● **Prompt**
Skip the pictures. Transcribe the rest of the data below without changing a word.

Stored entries
========================

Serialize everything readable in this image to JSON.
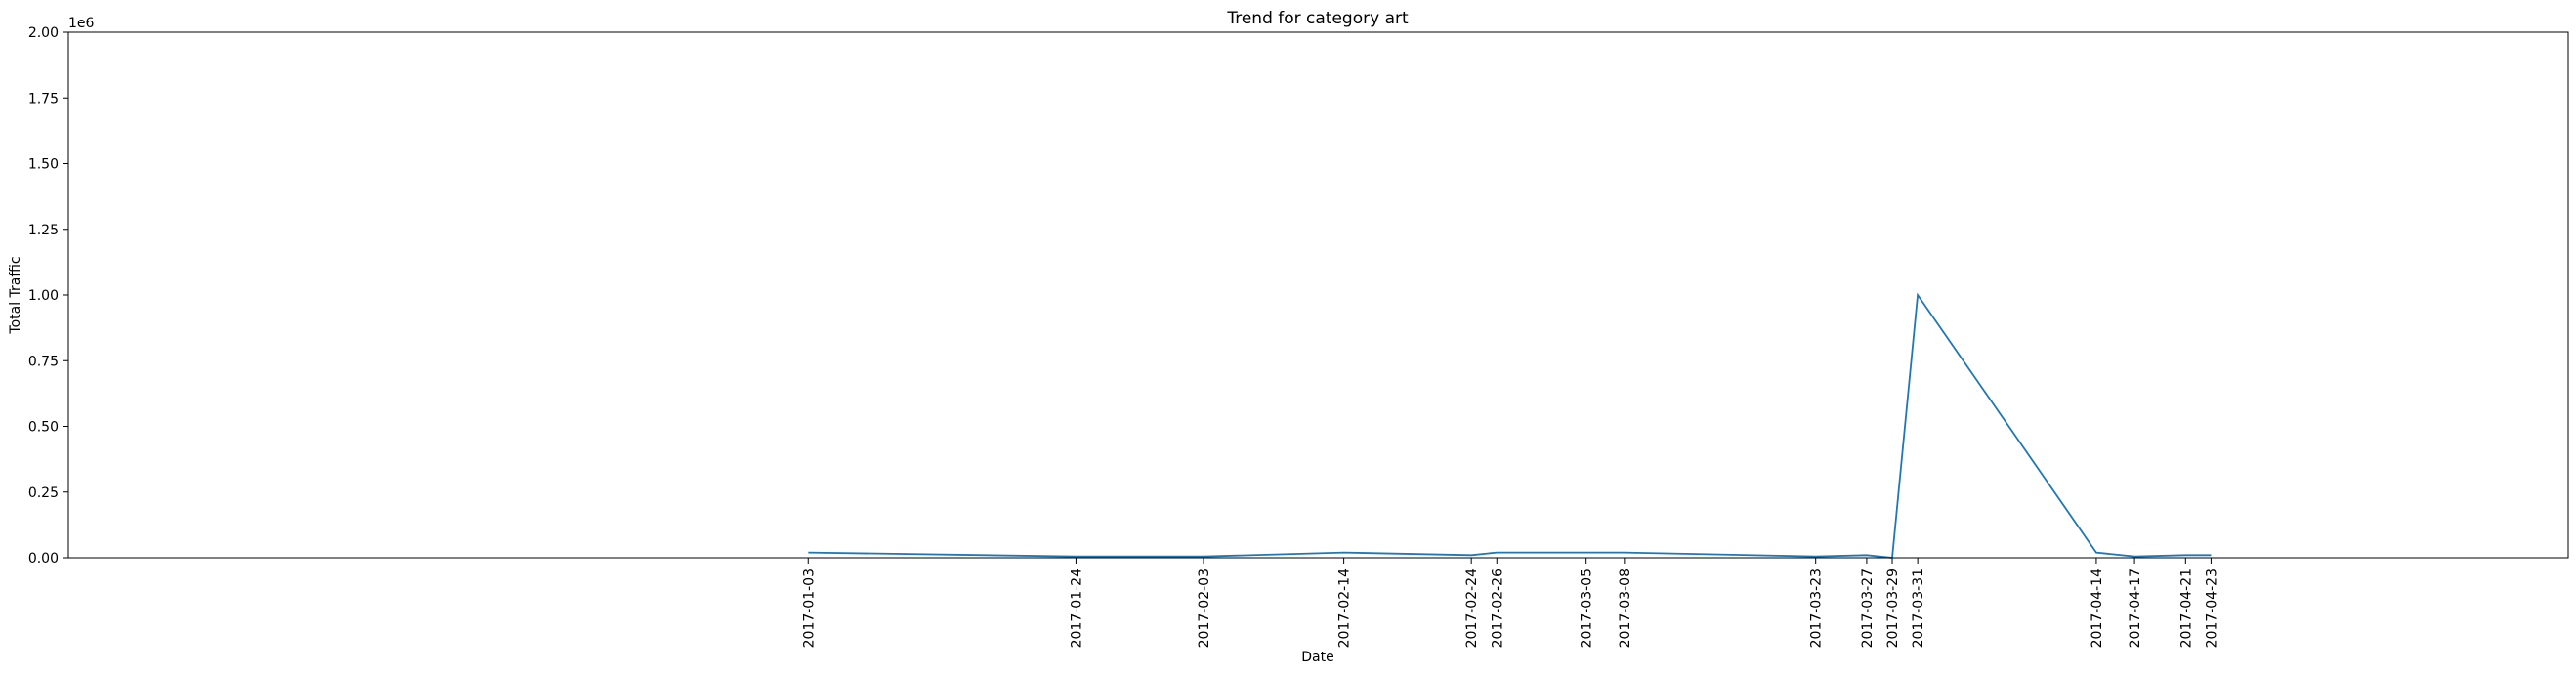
{
  "chart_data": {
    "type": "line",
    "title": "Trend for category art",
    "xlabel": "Date",
    "ylabel": "Total Traffic",
    "y_offset_label": "1e6",
    "ylim": [
      0,
      2000000
    ],
    "xlim": [
      "2016-11-06",
      "2017-05-21"
    ],
    "yticks": [
      0,
      250000,
      500000,
      750000,
      1000000,
      1250000,
      1500000,
      1750000,
      2000000
    ],
    "ytick_labels": [
      "0.00",
      "0.25",
      "0.50",
      "0.75",
      "1.00",
      "1.25",
      "1.50",
      "1.75",
      "2.00"
    ],
    "xtick_labels": [
      "2017-01-03",
      "2017-01-24",
      "2017-02-03",
      "2017-02-14",
      "2017-02-24",
      "2017-02-26",
      "2017-03-05",
      "2017-03-08",
      "2017-03-23",
      "2017-03-27",
      "2017-03-29",
      "2017-03-31",
      "2017-04-14",
      "2017-04-17",
      "2017-04-21",
      "2017-04-23"
    ],
    "grid": false,
    "color": "#1f77b4",
    "series": [
      {
        "x": [
          "2017-01-03",
          "2017-01-24",
          "2017-02-03",
          "2017-02-14",
          "2017-02-24",
          "2017-02-26",
          "2017-03-05",
          "2017-03-08",
          "2017-03-23",
          "2017-03-27",
          "2017-03-29",
          "2017-03-31",
          "2017-04-14",
          "2017-04-17",
          "2017-04-21",
          "2017-04-23"
        ],
        "y": [
          20000,
          5000,
          5000,
          20000,
          10000,
          20000,
          20000,
          20000,
          5000,
          10000,
          0,
          1000000,
          20000,
          5000,
          10000,
          10000
        ]
      }
    ]
  }
}
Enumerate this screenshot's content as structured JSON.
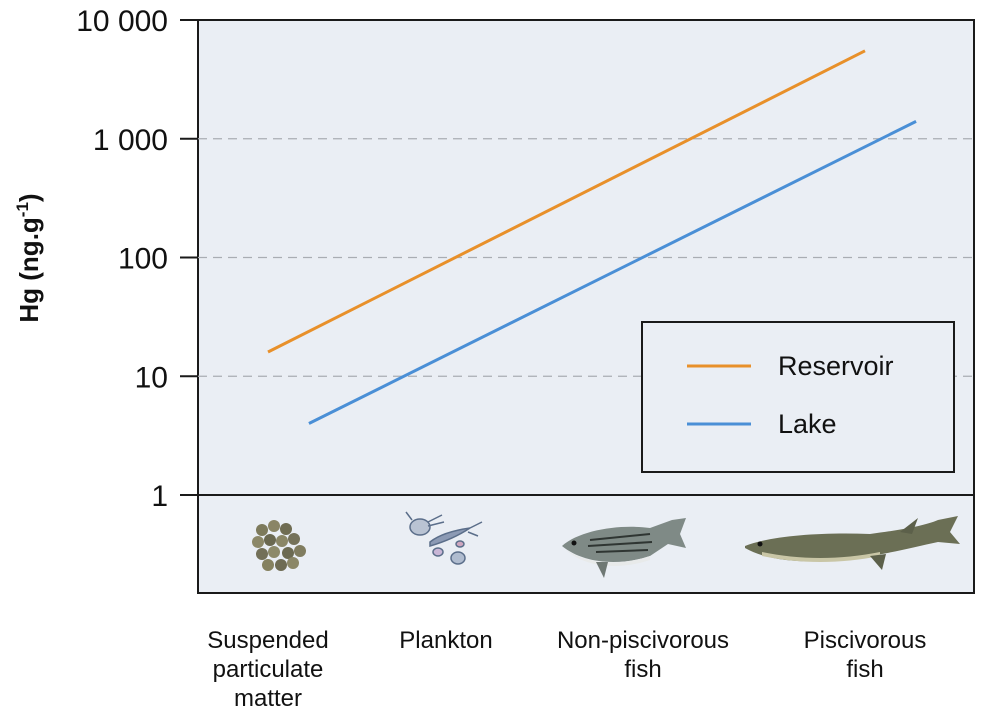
{
  "chart_data": {
    "type": "line",
    "ylabel": "Hg (ng.g",
    "ylabel_sup": "-1",
    "ylabel_close": ")",
    "yscale": "log",
    "ylim": [
      1,
      10000
    ],
    "yticks": [
      1,
      10,
      100,
      1000,
      10000
    ],
    "ytick_labels": [
      "1",
      "10",
      "100",
      "1 000",
      "10 000"
    ],
    "grid": "dashed horizontal at 10, 100, 1 000",
    "categories": [
      [
        "Suspended",
        "particulate",
        "matter"
      ],
      [
        "Plankton"
      ],
      [
        "Non-piscivorous",
        "fish"
      ],
      [
        "Piscivorous",
        "fish"
      ]
    ],
    "category_icons": [
      "particles-icon",
      "plankton-icon",
      "striped-bass-icon",
      "pike-icon"
    ],
    "series": [
      {
        "name": "Reservoir",
        "color": "#e8902a",
        "x": [
          0,
          3
        ],
        "values": [
          16,
          5500
        ]
      },
      {
        "name": "Lake",
        "color": "#4a8fd6",
        "x": [
          0.23,
          3.23
        ],
        "values": [
          4,
          1400
        ]
      }
    ],
    "legend": {
      "position": "lower-right"
    },
    "background": "#eaeef4"
  }
}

========================

● **Task response**
Serialize everything readable in this image to JSON.
{
  "chart_data": {
    "type": "line",
    "title": "Trend for category art",
    "xlabel": "Date",
    "ylabel": "Total Traffic",
    "y_offset_label": "1e6",
    "ylim": [
      0,
      2000000
    ],
    "xlim": [
      "2016-11-06",
      "2017-05-21"
    ],
    "yticks": [
      0,
      250000,
      500000,
      750000,
      1000000,
      1250000,
      1500000,
      1750000,
      2000000
    ],
    "ytick_labels": [
      "0.00",
      "0.25",
      "0.50",
      "0.75",
      "1.00",
      "1.25",
      "1.50",
      "1.75",
      "2.00"
    ],
    "xtick_labels": [
      "2017-01-03",
      "2017-01-24",
      "2017-02-03",
      "2017-02-14",
      "2017-02-24",
      "2017-02-26",
      "2017-03-05",
      "2017-03-08",
      "2017-03-23",
      "2017-03-27",
      "2017-03-29",
      "2017-03-31",
      "2017-04-14",
      "2017-04-17",
      "2017-04-21",
      "2017-04-23"
    ],
    "grid": false,
    "color": "#1f77b4",
    "series": [
      {
        "x": [
          "2017-01-03",
          "2017-01-24",
          "2017-02-03",
          "2017-02-14",
          "2017-02-24",
          "2017-02-26",
          "2017-03-05",
          "2017-03-08",
          "2017-03-23",
          "2017-03-27",
          "2017-03-29",
          "2017-03-31",
          "2017-04-14",
          "2017-04-17",
          "2017-04-21",
          "2017-04-23"
        ],
        "y": [
          20000,
          5000,
          5000,
          20000,
          10000,
          20000,
          20000,
          20000,
          5000,
          10000,
          0,
          1000000,
          20000,
          5000,
          10000,
          10000
        ]
      }
    ]
  }
}
Enumerate this screenshot's content as structured JSON.
{
  "chart_data": {
    "type": "line",
    "ylabel": "Hg (ng.g",
    "ylabel_sup": "-1",
    "ylabel_close": ")",
    "yscale": "log",
    "ylim": [
      1,
      10000
    ],
    "yticks": [
      1,
      10,
      100,
      1000,
      10000
    ],
    "ytick_labels": [
      "1",
      "10",
      "100",
      "1 000",
      "10 000"
    ],
    "grid": "dashed horizontal at 10, 100, 1 000",
    "categories": [
      [
        "Suspended",
        "particulate",
        "matter"
      ],
      [
        "Plankton"
      ],
      [
        "Non-piscivorous",
        "fish"
      ],
      [
        "Piscivorous",
        "fish"
      ]
    ],
    "category_icons": [
      "particles-icon",
      "plankton-icon",
      "striped-bass-icon",
      "pike-icon"
    ],
    "series": [
      {
        "name": "Reservoir",
        "color": "#e8902a",
        "x": [
          0,
          3
        ],
        "values": [
          16,
          5500
        ]
      },
      {
        "name": "Lake",
        "color": "#4a8fd6",
        "x": [
          0.23,
          3.23
        ],
        "values": [
          4,
          1400
        ]
      }
    ],
    "legend": {
      "position": "lower-right"
    },
    "background": "#eaeef4"
  }
}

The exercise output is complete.